::: Provided information :::

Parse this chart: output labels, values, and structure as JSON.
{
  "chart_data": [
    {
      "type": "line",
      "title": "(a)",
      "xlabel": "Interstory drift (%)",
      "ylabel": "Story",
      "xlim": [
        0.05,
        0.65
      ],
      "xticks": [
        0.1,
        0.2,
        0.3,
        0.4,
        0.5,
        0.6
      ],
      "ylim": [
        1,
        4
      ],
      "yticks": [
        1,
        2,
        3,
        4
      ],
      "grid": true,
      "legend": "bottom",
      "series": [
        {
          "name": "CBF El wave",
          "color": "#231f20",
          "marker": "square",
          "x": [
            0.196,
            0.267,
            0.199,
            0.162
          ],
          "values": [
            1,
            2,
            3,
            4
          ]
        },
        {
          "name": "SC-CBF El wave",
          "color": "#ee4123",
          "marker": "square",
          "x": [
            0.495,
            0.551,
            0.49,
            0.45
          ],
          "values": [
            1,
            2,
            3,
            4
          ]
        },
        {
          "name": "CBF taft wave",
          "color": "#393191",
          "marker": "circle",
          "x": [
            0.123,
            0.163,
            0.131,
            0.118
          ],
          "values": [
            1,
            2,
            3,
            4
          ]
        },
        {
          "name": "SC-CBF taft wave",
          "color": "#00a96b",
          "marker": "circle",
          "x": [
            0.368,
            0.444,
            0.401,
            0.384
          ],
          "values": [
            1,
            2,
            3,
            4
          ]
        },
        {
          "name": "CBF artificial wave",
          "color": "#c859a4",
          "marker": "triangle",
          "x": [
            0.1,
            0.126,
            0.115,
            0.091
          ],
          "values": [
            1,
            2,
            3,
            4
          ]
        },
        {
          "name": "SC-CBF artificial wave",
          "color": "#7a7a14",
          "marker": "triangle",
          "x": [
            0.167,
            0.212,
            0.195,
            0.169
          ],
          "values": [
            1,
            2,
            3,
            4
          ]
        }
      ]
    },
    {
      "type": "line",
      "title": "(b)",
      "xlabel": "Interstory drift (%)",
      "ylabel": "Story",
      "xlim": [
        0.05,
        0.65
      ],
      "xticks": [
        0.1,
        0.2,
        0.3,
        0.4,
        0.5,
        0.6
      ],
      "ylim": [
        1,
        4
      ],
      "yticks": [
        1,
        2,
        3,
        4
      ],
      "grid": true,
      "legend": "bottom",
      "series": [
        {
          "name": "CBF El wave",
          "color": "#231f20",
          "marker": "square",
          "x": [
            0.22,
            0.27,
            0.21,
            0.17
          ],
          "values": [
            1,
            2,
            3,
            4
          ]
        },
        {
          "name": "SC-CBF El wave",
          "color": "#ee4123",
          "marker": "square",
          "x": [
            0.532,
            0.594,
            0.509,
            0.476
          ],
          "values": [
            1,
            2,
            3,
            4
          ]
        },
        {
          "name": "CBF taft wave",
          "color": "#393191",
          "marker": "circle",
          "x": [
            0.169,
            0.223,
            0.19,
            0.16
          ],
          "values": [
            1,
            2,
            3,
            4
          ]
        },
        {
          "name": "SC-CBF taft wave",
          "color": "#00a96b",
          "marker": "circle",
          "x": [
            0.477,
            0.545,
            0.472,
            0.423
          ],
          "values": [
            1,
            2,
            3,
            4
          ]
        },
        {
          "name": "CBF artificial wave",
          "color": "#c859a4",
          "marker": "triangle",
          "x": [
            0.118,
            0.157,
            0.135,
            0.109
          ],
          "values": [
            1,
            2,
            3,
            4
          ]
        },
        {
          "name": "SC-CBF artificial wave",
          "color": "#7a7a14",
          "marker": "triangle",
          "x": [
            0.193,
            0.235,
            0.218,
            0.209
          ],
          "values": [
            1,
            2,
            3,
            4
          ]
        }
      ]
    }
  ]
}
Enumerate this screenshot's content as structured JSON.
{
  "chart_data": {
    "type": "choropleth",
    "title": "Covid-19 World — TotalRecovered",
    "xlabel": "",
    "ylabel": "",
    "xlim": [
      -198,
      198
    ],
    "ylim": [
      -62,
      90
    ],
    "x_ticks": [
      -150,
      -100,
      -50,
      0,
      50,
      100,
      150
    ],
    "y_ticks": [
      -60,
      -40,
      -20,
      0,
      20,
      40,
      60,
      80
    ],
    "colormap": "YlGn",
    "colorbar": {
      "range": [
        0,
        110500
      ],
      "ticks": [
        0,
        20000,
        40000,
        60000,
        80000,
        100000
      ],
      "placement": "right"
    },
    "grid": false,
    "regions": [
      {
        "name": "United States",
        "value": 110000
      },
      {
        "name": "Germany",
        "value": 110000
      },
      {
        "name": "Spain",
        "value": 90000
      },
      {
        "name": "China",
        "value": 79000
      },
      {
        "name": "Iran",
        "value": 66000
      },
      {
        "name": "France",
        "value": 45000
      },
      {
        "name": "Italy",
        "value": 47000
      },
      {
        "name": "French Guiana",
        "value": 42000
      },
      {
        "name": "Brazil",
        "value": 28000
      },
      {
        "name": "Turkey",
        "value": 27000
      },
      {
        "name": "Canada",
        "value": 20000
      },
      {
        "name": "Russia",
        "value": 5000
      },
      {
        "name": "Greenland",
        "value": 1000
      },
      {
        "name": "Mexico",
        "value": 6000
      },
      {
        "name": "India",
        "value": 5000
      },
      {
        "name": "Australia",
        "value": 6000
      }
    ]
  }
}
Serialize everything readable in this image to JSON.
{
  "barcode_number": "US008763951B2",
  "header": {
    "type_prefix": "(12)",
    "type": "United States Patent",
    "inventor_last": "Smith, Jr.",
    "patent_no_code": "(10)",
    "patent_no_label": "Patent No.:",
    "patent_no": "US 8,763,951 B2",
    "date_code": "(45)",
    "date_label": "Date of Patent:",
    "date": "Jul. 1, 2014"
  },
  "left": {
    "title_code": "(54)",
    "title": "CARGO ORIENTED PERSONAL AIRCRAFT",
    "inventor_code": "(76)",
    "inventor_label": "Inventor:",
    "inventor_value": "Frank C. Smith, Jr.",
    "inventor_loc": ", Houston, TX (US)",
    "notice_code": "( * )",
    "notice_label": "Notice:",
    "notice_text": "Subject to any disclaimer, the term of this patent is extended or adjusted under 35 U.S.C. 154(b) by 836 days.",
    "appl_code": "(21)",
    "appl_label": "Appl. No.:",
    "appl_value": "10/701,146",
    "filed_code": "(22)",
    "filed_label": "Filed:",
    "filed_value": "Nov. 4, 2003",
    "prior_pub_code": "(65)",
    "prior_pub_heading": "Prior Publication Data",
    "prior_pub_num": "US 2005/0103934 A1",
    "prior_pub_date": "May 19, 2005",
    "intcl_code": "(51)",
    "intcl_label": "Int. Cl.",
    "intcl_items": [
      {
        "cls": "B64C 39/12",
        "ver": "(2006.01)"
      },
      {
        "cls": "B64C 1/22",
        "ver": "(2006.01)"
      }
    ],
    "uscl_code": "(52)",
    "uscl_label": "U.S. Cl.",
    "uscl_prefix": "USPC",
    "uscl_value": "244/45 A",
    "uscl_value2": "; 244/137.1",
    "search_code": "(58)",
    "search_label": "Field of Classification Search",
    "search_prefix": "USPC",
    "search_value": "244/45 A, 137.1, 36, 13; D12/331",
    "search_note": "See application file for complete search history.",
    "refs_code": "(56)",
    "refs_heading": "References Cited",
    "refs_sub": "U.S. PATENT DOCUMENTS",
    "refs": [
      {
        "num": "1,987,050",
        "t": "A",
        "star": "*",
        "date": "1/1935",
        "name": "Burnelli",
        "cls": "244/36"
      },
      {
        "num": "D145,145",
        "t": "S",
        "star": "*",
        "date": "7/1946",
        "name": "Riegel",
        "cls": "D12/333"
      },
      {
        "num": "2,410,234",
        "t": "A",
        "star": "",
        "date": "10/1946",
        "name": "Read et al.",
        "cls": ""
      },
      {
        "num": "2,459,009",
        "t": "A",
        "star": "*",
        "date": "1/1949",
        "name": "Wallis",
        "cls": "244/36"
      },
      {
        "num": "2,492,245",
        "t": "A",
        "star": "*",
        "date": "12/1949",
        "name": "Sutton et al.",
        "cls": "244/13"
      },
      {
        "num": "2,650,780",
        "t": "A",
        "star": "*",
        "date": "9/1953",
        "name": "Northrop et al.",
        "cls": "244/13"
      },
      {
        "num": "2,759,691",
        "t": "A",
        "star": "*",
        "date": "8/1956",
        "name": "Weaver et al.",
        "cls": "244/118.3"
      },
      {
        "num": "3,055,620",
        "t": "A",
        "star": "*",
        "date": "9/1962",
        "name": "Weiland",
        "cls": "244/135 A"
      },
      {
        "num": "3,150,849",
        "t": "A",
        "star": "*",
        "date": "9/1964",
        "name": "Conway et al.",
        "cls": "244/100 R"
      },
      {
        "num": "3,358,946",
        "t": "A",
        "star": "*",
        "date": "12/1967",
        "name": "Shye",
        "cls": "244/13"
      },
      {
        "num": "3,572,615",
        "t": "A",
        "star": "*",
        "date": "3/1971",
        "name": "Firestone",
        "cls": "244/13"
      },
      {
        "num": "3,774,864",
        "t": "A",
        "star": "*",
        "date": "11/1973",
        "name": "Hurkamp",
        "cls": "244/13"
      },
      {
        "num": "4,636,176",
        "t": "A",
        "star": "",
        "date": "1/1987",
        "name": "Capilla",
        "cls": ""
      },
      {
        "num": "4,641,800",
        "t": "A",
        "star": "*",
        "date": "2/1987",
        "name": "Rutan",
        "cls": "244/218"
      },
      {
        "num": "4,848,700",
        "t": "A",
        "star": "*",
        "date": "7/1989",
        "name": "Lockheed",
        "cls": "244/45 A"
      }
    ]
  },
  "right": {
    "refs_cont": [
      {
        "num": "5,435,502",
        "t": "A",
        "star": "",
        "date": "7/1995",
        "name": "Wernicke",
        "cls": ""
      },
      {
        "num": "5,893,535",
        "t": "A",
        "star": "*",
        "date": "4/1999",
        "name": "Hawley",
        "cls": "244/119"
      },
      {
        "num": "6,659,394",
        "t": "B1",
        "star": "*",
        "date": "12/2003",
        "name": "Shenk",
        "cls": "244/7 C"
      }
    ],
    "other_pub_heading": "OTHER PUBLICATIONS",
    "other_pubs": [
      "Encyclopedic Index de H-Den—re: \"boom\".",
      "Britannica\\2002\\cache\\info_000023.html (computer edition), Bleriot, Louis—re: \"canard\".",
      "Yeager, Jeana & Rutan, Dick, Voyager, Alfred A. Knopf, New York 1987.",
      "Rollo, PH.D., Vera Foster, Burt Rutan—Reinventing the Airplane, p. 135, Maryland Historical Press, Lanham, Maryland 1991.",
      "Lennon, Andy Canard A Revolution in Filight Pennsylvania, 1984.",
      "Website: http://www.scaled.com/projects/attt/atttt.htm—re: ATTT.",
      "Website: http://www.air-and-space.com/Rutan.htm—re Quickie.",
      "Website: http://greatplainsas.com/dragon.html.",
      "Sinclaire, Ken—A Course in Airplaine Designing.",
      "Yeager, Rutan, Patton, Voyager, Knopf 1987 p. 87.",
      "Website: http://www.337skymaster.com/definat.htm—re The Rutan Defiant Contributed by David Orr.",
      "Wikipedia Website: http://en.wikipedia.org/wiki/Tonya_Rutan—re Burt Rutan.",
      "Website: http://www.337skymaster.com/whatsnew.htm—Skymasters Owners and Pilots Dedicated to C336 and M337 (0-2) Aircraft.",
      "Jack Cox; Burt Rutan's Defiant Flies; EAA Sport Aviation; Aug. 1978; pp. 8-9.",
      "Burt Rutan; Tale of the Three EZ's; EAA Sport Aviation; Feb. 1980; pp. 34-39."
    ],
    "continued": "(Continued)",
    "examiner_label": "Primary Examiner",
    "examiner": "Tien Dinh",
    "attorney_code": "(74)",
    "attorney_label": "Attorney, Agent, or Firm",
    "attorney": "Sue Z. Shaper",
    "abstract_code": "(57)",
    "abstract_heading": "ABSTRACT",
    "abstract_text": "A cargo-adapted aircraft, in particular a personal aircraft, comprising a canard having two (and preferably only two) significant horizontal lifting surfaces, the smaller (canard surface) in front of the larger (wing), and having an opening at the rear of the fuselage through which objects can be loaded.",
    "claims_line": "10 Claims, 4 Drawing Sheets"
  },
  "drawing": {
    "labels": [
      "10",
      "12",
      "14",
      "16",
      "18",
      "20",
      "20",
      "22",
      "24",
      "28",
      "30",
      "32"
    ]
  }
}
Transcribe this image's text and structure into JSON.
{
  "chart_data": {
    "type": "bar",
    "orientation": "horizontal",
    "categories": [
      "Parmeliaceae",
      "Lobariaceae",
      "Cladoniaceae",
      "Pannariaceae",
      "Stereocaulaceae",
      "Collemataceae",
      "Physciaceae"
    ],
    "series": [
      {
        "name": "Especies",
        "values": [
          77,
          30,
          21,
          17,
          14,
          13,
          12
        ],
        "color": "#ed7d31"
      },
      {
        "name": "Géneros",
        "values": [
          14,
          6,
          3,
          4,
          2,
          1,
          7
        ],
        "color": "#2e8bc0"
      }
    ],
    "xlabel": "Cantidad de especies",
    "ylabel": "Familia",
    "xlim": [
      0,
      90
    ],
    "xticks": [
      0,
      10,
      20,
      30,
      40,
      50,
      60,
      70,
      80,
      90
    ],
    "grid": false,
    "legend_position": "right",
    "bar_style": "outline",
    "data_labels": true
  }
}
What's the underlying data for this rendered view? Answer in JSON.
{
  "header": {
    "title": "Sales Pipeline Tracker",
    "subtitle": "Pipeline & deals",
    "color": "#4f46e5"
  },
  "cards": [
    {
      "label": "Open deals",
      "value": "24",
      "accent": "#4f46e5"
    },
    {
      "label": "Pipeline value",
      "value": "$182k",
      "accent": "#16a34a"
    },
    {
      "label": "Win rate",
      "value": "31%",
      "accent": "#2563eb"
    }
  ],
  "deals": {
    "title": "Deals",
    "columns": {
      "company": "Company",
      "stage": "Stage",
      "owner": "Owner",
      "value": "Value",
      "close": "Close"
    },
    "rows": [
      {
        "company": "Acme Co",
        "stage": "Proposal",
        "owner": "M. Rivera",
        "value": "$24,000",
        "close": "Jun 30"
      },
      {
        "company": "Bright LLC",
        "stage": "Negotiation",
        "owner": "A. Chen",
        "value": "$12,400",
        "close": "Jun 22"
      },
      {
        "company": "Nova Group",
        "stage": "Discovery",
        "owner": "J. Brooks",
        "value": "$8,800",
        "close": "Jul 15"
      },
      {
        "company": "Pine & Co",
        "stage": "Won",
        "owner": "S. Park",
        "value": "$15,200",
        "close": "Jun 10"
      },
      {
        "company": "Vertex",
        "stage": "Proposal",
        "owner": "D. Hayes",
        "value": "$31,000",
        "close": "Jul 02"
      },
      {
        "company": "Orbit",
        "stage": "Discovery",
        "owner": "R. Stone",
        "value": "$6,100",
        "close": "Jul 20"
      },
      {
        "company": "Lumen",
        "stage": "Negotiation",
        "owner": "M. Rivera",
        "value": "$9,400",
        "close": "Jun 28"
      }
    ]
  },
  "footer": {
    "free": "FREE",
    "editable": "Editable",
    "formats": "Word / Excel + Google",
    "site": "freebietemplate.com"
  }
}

:::

Determine how many lines in the listing above hold the word "Yeager", answering with the number only.

* **Response**:
2